Lesetext:
--------------------------------

Cannabis-Verein hält Plätze für Studenten frei
Sobald die Genehmigung eintrifft, will der „Social Club“mit dem Anbau beginnen. Die Halle strotzt vor Hightech
Erfurt. In einem engen Raum werfen Speziallampen violettes Licht auf Gärtnertische: Wer gerne NarcoKrimis schaut, kennt diesen Anblick. Auch die Polizei veröffentlicht manchmal solche Fotos, wenn sie einen Erfolg vermeldet: So sieht es in einem Drogenlabor aus. Hier, in einer Halle außerhalb von Erfurt, ist jedoch alles ganz legal.
Zumindest seit dem 1. Juli. Seit diesem Zeitpunkt dürfen CannabisVereine in Deutschland die Rauschpflanze anbauen und die Ernte an ihre Mitglieder verteilen. Der Erfurter Cannabis Social Club (CSC) hat die erlaubten 500 Mitglieder fast beisammen und will im November die ersten gut 25 Kilo ernten.

--------------------------------

(Gespeicherte Einträge aus einer Sammlung)
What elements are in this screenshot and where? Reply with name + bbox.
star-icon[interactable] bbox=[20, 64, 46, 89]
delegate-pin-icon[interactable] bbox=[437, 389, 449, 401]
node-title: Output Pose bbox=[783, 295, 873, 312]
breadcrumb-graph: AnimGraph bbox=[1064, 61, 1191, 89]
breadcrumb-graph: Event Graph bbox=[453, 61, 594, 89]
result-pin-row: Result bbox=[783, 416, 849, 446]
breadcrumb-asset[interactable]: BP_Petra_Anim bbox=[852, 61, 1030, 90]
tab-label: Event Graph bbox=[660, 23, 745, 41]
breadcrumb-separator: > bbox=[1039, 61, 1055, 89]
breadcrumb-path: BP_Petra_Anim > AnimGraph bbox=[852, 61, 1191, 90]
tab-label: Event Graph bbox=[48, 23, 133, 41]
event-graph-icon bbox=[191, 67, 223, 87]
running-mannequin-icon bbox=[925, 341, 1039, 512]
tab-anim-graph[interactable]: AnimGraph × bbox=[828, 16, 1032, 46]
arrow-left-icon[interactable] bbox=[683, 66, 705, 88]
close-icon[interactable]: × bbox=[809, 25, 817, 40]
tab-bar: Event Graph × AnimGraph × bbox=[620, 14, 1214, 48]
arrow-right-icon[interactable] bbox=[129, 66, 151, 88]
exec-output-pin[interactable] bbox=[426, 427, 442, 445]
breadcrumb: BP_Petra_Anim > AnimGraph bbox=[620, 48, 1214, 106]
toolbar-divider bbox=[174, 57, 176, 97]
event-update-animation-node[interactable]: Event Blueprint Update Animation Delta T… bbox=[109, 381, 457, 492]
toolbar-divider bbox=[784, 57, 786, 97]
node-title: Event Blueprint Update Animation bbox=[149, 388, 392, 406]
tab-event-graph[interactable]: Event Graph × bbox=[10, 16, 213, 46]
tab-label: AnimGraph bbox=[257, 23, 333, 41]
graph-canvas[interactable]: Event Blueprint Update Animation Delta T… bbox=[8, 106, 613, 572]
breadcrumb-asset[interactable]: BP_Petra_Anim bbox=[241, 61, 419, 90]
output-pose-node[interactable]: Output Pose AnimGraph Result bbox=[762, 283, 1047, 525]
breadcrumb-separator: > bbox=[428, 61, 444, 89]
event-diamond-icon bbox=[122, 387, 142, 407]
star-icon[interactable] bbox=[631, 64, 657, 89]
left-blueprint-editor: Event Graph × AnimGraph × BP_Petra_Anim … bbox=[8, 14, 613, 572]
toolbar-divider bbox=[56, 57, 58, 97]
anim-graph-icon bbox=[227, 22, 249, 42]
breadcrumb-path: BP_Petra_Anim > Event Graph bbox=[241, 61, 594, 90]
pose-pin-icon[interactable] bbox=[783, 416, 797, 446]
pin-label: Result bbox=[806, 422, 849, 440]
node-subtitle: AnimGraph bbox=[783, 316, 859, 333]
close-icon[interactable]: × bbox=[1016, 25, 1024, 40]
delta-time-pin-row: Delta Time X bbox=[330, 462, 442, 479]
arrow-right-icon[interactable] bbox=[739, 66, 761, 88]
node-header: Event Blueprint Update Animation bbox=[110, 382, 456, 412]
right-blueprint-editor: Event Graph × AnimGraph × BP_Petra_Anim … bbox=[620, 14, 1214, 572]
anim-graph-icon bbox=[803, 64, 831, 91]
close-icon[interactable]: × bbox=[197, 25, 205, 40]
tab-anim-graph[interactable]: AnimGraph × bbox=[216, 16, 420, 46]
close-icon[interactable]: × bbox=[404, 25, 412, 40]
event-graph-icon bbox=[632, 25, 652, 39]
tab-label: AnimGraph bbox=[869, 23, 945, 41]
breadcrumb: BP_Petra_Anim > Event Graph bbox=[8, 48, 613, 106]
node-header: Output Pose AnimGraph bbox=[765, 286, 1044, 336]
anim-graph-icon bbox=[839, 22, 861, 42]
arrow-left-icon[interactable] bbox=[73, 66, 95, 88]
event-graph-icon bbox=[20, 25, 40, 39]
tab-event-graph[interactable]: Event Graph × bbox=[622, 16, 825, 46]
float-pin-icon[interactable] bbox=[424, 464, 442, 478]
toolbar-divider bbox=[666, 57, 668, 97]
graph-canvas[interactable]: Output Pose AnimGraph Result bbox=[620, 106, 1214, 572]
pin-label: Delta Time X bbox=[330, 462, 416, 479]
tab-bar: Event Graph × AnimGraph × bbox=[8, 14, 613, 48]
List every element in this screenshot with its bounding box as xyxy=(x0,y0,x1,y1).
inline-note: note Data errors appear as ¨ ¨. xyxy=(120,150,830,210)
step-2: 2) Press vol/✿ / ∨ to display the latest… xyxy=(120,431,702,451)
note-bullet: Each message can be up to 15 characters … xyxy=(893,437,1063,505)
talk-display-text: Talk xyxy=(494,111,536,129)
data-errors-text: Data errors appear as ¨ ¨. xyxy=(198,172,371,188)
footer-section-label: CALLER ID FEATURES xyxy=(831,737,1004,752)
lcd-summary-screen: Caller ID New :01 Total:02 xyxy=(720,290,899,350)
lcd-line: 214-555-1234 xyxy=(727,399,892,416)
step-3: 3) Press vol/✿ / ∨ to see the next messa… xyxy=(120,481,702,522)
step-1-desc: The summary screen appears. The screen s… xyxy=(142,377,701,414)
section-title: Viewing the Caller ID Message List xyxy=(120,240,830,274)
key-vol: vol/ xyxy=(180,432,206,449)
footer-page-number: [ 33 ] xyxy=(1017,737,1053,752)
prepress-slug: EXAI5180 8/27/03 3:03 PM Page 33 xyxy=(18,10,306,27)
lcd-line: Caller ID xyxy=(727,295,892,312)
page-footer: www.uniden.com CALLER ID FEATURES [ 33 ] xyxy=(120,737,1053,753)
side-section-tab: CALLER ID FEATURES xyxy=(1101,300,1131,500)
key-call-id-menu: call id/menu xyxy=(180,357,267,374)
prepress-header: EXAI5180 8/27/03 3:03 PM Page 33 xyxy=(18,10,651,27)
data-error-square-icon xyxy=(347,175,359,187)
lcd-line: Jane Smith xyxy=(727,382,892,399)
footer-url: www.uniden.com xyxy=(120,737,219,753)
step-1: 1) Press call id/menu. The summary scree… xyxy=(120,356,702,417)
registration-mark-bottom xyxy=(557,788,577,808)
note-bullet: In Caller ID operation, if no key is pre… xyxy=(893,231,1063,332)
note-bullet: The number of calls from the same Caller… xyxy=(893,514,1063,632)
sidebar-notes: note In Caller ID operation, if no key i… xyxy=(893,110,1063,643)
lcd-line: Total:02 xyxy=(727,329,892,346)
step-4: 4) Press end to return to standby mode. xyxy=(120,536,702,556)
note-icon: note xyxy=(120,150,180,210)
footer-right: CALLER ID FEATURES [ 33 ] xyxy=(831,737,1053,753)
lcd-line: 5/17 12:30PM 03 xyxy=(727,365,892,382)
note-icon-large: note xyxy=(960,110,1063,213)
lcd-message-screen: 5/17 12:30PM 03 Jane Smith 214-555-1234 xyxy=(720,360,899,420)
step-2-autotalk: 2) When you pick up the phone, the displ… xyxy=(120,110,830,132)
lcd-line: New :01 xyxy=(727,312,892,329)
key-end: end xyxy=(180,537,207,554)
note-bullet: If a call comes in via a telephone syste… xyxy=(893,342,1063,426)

--------------------------------

Aufgabenstellung:
Gib einen Auszug aus dem Text zum Erfurter Cannabis-Verein erneut wieder und aktualisiere dabei „November“ zu „Oktober“. Setze bei den Worten „Zumindest seit dem“ ein und höre nach „25 Kilo ernten.“ auf.

Musterlösung:
Zumindest seit dem 1. Juli. Seit diesem Zeitpunkt dürfen CannabisVereine in Deutschland die Rauschpflanze anbauen und die Ernte an ihre Mitglieder verteilen. Der Erfurter Cannabis Social Club (CSC) hat die erlaubten 500 Mitglieder fast beisammen und will im Oktober die ersten gut 25 Kilo ernten.